_PROBLEM TO SOLVE_.
Scan the data below. Pull out each line where "computation" occurs.

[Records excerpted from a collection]
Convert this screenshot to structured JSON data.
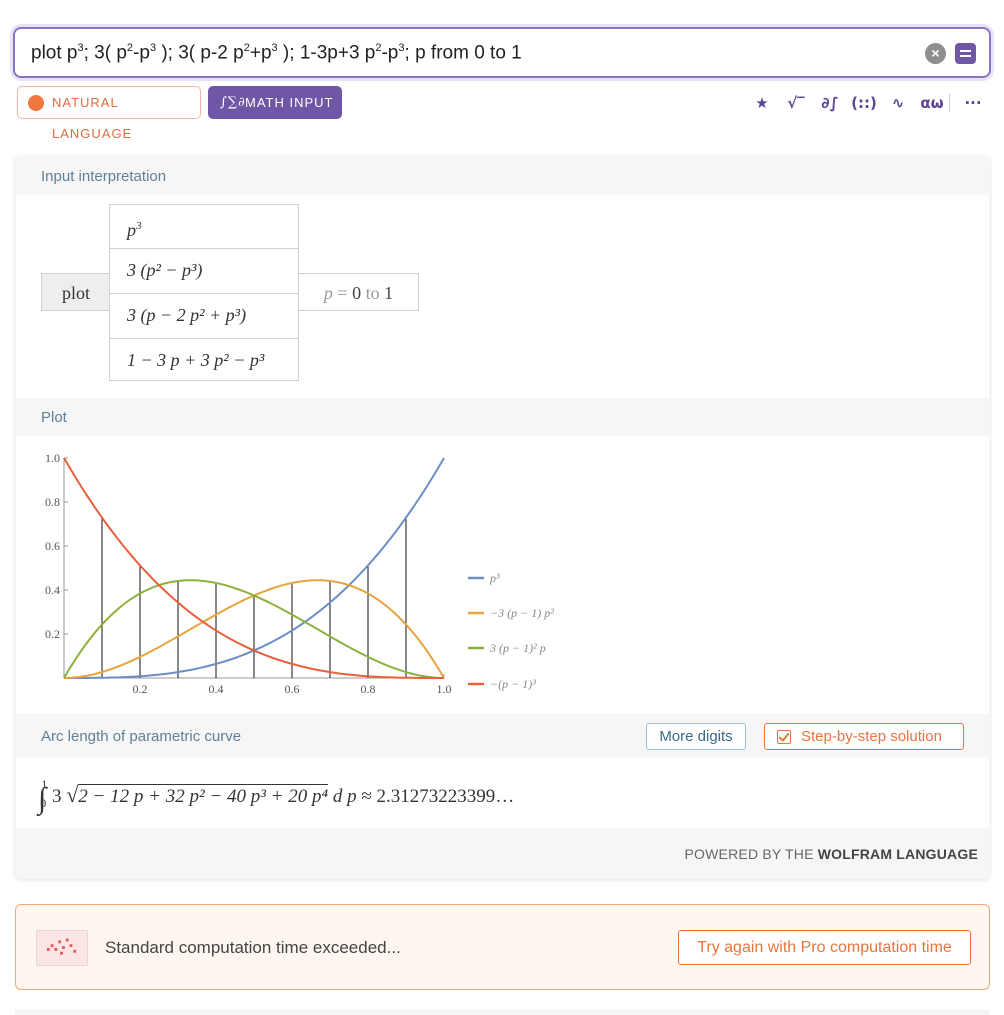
{
  "query": {
    "text_parts": [
      "plot p",
      "3",
      "; 3( p",
      "2",
      "-p",
      "3",
      " ); 3( p-2 p",
      "2",
      "+p",
      "3",
      " ); 1-3p+3 p",
      "2",
      "-p",
      "3",
      "; p from 0 to 1"
    ]
  },
  "modes": {
    "natural_language": "NATURAL LANGUAGE",
    "math_input": "MATH INPUT"
  },
  "toolbar": {
    "icons": [
      "star-icon",
      "sqrt-icon",
      "integral-icon",
      "matrix-icon",
      "waveform-icon",
      "greek-icon",
      "more-icon"
    ],
    "glyphs": [
      "★",
      "√‾",
      "∂∫",
      "(::)",
      "∿",
      "αω",
      "···"
    ]
  },
  "pods": {
    "input_interpretation": {
      "title": "Input interpretation",
      "plot_label": "plot",
      "expressions": [
        "p³",
        "3 (p² − p³)",
        "3 (p − 2 p² + p³)",
        "1 − 3 p + 3 p² − p³"
      ],
      "range_var": "p",
      "range_eq": " = ",
      "range_from": "0",
      "range_to_word": " to ",
      "range_to": "1"
    },
    "plot": {
      "title": "Plot"
    },
    "arc_length": {
      "title": "Arc length of parametric curve",
      "more_digits": "More digits",
      "step_by_step": "Step-by-step solution",
      "expression": "3 √(2 − 12 p + 32 p² − 40 p³ + 20 p⁴) d p ≈ 2.31273223399…",
      "lower_limit": "0",
      "upper_limit": "1",
      "integrand_coef": "3",
      "radicand": "2 − 12 p + 32 p² − 40 p³ + 20 p⁴",
      "differential": "d p",
      "approx": "≈",
      "value": "2.31273223399…"
    }
  },
  "footer": {
    "powered_prefix": "POWERED BY THE ",
    "powered_brand": "WOLFRAM LANGUAGE"
  },
  "banner": {
    "message": "Standard computation time exceeded...",
    "button": "Try again with Pro computation time"
  },
  "colors": {
    "accent_purple": "#6f57a6",
    "accent_orange": "#e8753d",
    "label_blue": "#5f8196"
  },
  "chart_data": {
    "type": "line",
    "xlim": [
      0,
      1.0
    ],
    "ylim": [
      0,
      1.0
    ],
    "x_ticks": [
      "0.2",
      "0.4",
      "0.6",
      "0.8",
      "1.0"
    ],
    "y_ticks": [
      "0.2",
      "0.4",
      "0.6",
      "0.8",
      "1.0"
    ],
    "grid": false,
    "legend_placement": "right",
    "series": [
      {
        "name": "p³",
        "color": "#6b8fc5",
        "x": [
          0,
          0.1,
          0.2,
          0.3,
          0.4,
          0.5,
          0.6,
          0.7,
          0.8,
          0.9,
          1.0
        ],
        "values": [
          0,
          0.001,
          0.008,
          0.027,
          0.064,
          0.125,
          0.216,
          0.343,
          0.512,
          0.729,
          1.0
        ]
      },
      {
        "name": "−3 (p − 1) p²",
        "color": "#e6a43c",
        "x": [
          0,
          0.1,
          0.2,
          0.3,
          0.4,
          0.5,
          0.6,
          0.7,
          0.8,
          0.9,
          1.0
        ],
        "values": [
          0,
          0.027,
          0.096,
          0.189,
          0.288,
          0.375,
          0.432,
          0.441,
          0.384,
          0.243,
          0
        ]
      },
      {
        "name": "3 (p − 1)² p",
        "color": "#8bb23e",
        "x": [
          0,
          0.1,
          0.2,
          0.3,
          0.4,
          0.5,
          0.6,
          0.7,
          0.8,
          0.9,
          1.0
        ],
        "values": [
          0,
          0.243,
          0.384,
          0.441,
          0.432,
          0.375,
          0.288,
          0.189,
          0.096,
          0.027,
          0
        ]
      },
      {
        "name": "−(p − 1)³",
        "color": "#e8603c",
        "x": [
          0,
          0.1,
          0.2,
          0.3,
          0.4,
          0.5,
          0.6,
          0.7,
          0.8,
          0.9,
          1.0
        ],
        "values": [
          1.0,
          0.729,
          0.512,
          0.343,
          0.216,
          0.125,
          0.064,
          0.027,
          0.008,
          0.001,
          0
        ]
      }
    ],
    "vertical_lines": {
      "x": [
        0.1,
        0.2,
        0.3,
        0.4,
        0.5,
        0.6,
        0.7,
        0.8,
        0.9
      ],
      "top": [
        0.729,
        0.512,
        0.441,
        0.432,
        0.375,
        0.432,
        0.441,
        0.512,
        0.729
      ]
    }
  }
}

_TASK RESPONSE_.
    "message": "Standard computation time exceeded...",
    "button": "Try again with Pro computation time"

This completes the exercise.